____ Supplied data
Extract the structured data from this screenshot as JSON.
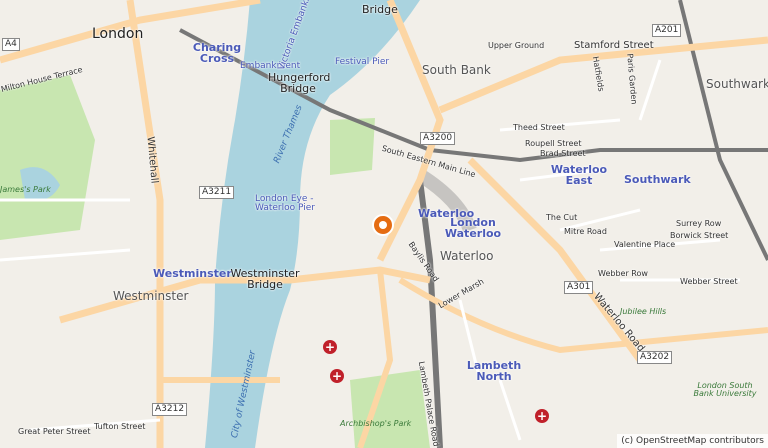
{
  "map": {
    "places": {
      "london": "London",
      "south_bank": "South Bank",
      "westminster": "Westminster",
      "waterloo": "Waterloo",
      "southwark": "Southwark",
      "jubilee_hills": "Jubilee Hills",
      "london_south_bank_university": "London South Bank University",
      "archbishops_park": "Archbishop's Park",
      "james_park": "James's Park"
    },
    "stations": {
      "charing_cross": "Charing Cross",
      "embankment": "Embankment",
      "festival_pier": "Festival Pier",
      "london_eye_waterloo_pier": "London Eye - Waterloo Pier",
      "westminster_station": "Westminster",
      "waterloo_station": "Waterloo",
      "london_waterloo": "London Waterloo",
      "waterloo_east": "Waterloo East",
      "southwark_station": "Southwark",
      "lambeth_north": "Lambeth North",
      "victoria_embankment": "Victoria Embankment"
    },
    "bridges": {
      "hungerford": "Hungerford Bridge",
      "westminster": "Westminster Bridge",
      "blackfriars_partial": "Bridge"
    },
    "rivers": {
      "thames": "River Thames",
      "city_of_westminster": "City of Westminster"
    },
    "streets": [
      "Stamford Street",
      "Upper Ground",
      "Theed Street",
      "Roupell Street",
      "Brad Street",
      "The Cut",
      "Mitre Road",
      "Valentine Place",
      "Webber Row",
      "Webber Street",
      "Surrey Row",
      "Borwick Street",
      "Waterloo Road",
      "Lower Marsh",
      "Whitehall",
      "Great Peter Street",
      "Tufton Street",
      "Hatfields",
      "Paris Garden",
      "South Eastern Main Line",
      "Lambeth Palace Road",
      "Baylis Road",
      "Milton House Terrace"
    ],
    "road_shields": [
      "A4",
      "A201",
      "A3200",
      "A3211",
      "A301",
      "A3202",
      "A3212"
    ],
    "attribution": "(c) OpenStreetMap contributors"
  }
}
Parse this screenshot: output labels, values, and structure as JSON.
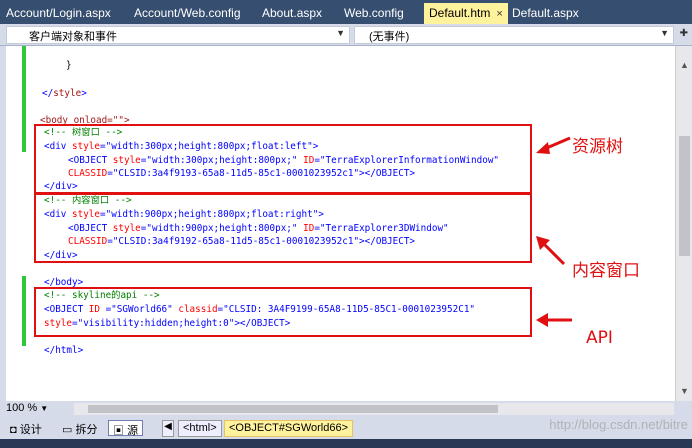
{
  "tabs": [
    {
      "label": "Account/Login.aspx"
    },
    {
      "label": "Account/Web.config"
    },
    {
      "label": "About.aspx"
    },
    {
      "label": "Web.config"
    },
    {
      "label": "Default.htm",
      "close": "×"
    },
    {
      "label": "Default.aspx"
    }
  ],
  "navbar": {
    "left_combo": "客户端对象和事件",
    "right_combo": "(无事件)"
  },
  "code": {
    "l1": "}",
    "l2_a": "</",
    "l2_b": "style",
    "l2_c": ">",
    "l3": "<body onload=\"\">",
    "l4": "<!-- 树窗口 -->",
    "l5_a": "<div ",
    "l5_b": "style",
    "l5_c": "=\"width:300px;height:800px;float:left\">",
    "l6_a": "<OBJECT ",
    "l6_b": "style",
    "l6_c": "=\"width:300px;height:800px;\" ",
    "l6_d": "ID",
    "l6_e": "=\"TerraExplorerInformationWindow\"",
    "l7_a": "CLASSID",
    "l7_b": "=\"CLSID:3a4f9193-65a8-11d5-85c1-0001023952c1\"></OBJECT>",
    "l8": "</div>",
    "l9": "<!-- 内容窗口 -->",
    "l10_a": "<div ",
    "l10_b": "style",
    "l10_c": "=\"width:900px;height:800px;float:right\">",
    "l11_a": "<OBJECT ",
    "l11_b": "style",
    "l11_c": "=\"width:900px;height:800px;\" ",
    "l11_d": "ID",
    "l11_e": "=\"TerraExplorer3DWindow\"",
    "l12_a": "CLASSID",
    "l12_b": "=\"CLSID:3a4f9192-65a8-11d5-85c1-0001023952c1\"></OBJECT>",
    "l13": "</div>",
    "l14": "</body>",
    "l15": "<!-- skyline的api -->",
    "l16_a": "<OBJECT ",
    "l16_b": "ID",
    "l16_c": " =\"SGWorld66\" ",
    "l16_d": "classid",
    "l16_e": "=\"CLSID: 3A4F9199-65A8-11D5-85C1-0001023952C1\"",
    "l17_a": "style",
    "l17_b": "=\"visibility:hidden;height:0\"></OBJECT>",
    "l18": "</html>"
  },
  "annotations": {
    "tree": "资源树",
    "content": "内容窗口",
    "api": "API"
  },
  "zoom": "100 %",
  "status": {
    "design": "设计",
    "split": "拆分",
    "source": "源",
    "crumb1": "<html>",
    "crumb2": "<OBJECT#SGWorld66>"
  },
  "watermark": "http://blog.csdn.net/bitre"
}
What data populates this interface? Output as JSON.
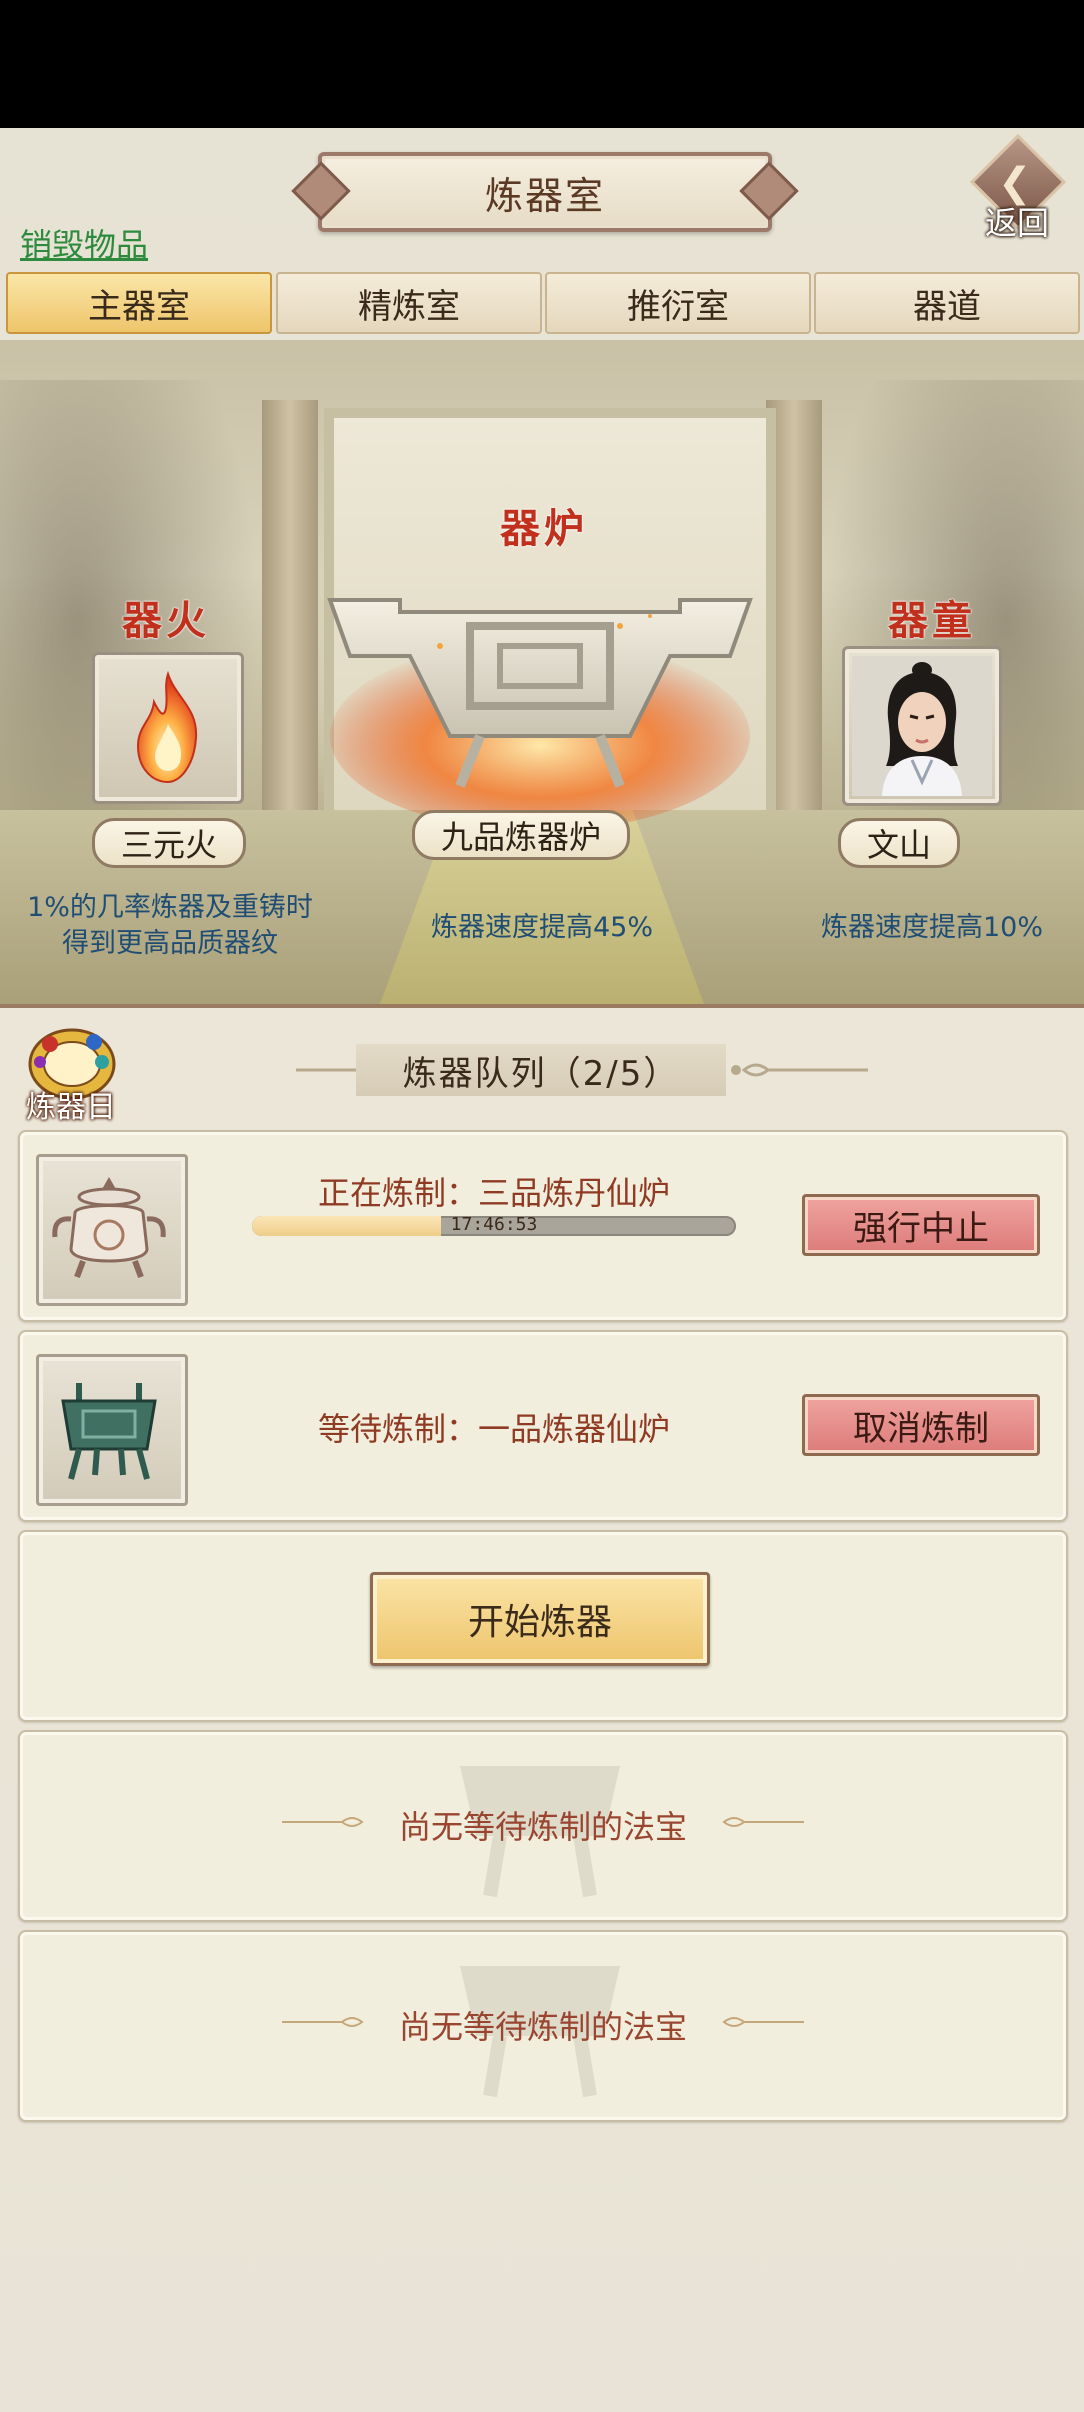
{
  "header": {
    "title": "炼器室",
    "back_label": "返回",
    "destroy_link": "销毁物品"
  },
  "tabs": [
    {
      "label": "主器室",
      "active": true
    },
    {
      "label": "精炼室",
      "active": false
    },
    {
      "label": "推衍室",
      "active": false
    },
    {
      "label": "器道",
      "active": false
    }
  ],
  "scene": {
    "fire": {
      "section_title": "器火",
      "name": "三元火",
      "desc_line1": "1%的几率炼器及重铸时",
      "desc_line2": "得到更高品质器纹",
      "icon": "flame-icon"
    },
    "furnace": {
      "section_title": "器炉",
      "name": "九品炼器炉",
      "desc": "炼器速度提高45%",
      "icon": "furnace-icon"
    },
    "servant": {
      "section_title": "器童",
      "name": "文山",
      "desc": "炼器速度提高10%",
      "icon": "portrait-icon"
    }
  },
  "queue": {
    "log_label": "炼器日志",
    "title": "炼器队列（2/5）",
    "items": [
      {
        "status": "正在炼制：三品炼丹仙炉",
        "time": "17:46:53",
        "progress": 0.39,
        "button": "强行中止",
        "icon": "white-incense-burner-icon"
      },
      {
        "status": "等待炼制：一品炼器仙炉",
        "button": "取消炼制",
        "icon": "bronze-cauldron-icon"
      }
    ],
    "start_button": "开始炼器",
    "empty_slots": [
      "尚无等待炼制的法宝",
      "尚无等待炼制的法宝"
    ]
  },
  "colors": {
    "accent_red": "#c0301d",
    "link_green": "#2e8b3e",
    "desc_blue": "#1f4d74",
    "button_red": "#dc7b7a",
    "button_gold": "#edc46c"
  }
}
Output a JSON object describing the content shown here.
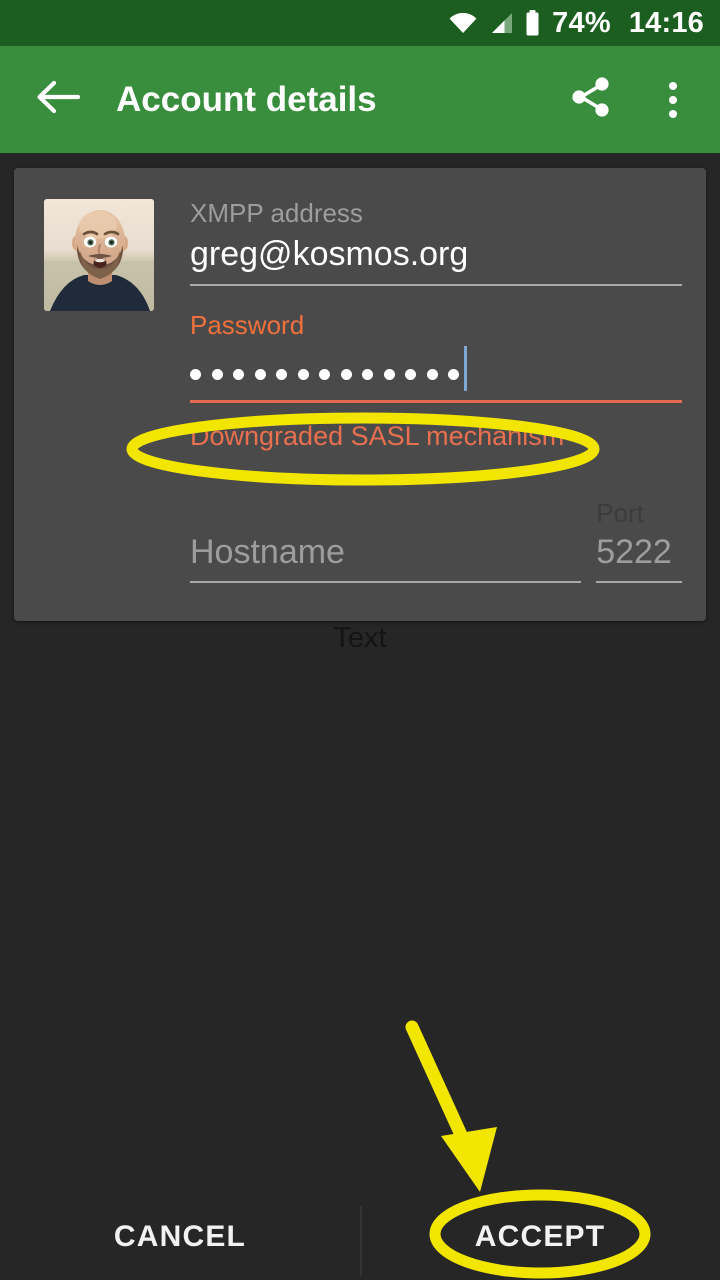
{
  "status_bar": {
    "wifi_icon": "wifi-icon",
    "signal_icon": "cell-signal-icon",
    "battery_icon": "battery-icon",
    "battery_percent": "74%",
    "time": "14:16",
    "background_color": "#1B5E20"
  },
  "toolbar": {
    "back_icon": "back-arrow-icon",
    "title": "Account details",
    "share_icon": "share-icon",
    "overflow_icon": "more-vertical-icon",
    "background_color": "#388E3C"
  },
  "card": {
    "avatar_alt": "user-avatar",
    "xmpp": {
      "label": "XMPP address",
      "value": "greg@kosmos.org",
      "placeholder": "XMPP address"
    },
    "password": {
      "label": "Password",
      "masked_value": "•••••••••••••",
      "dot_count": 13,
      "placeholder": "Password",
      "label_color": "#F0703C",
      "underline_color": "#E2684F",
      "error": "Downgraded SASL mechanism",
      "error_color": "#E8704F"
    },
    "hostname": {
      "label": "Hostname",
      "value": "",
      "placeholder": "Hostname"
    },
    "port": {
      "label": "Port",
      "value": "",
      "placeholder": "5222"
    },
    "background_color": "#4a4a4a"
  },
  "stray_label": {
    "text": "Text"
  },
  "buttons": {
    "cancel": "CANCEL",
    "accept": "ACCEPT"
  },
  "annotations": {
    "color": "#F2E500",
    "ellipse_error_target": "Downgraded SASL mechanism",
    "ellipse_accept_target": "ACCEPT",
    "arrow_points_to": "ACCEPT"
  }
}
________
Exercise task: Say how many lines in the records hold the string "Account", and say nothing else.

Response to this task: 3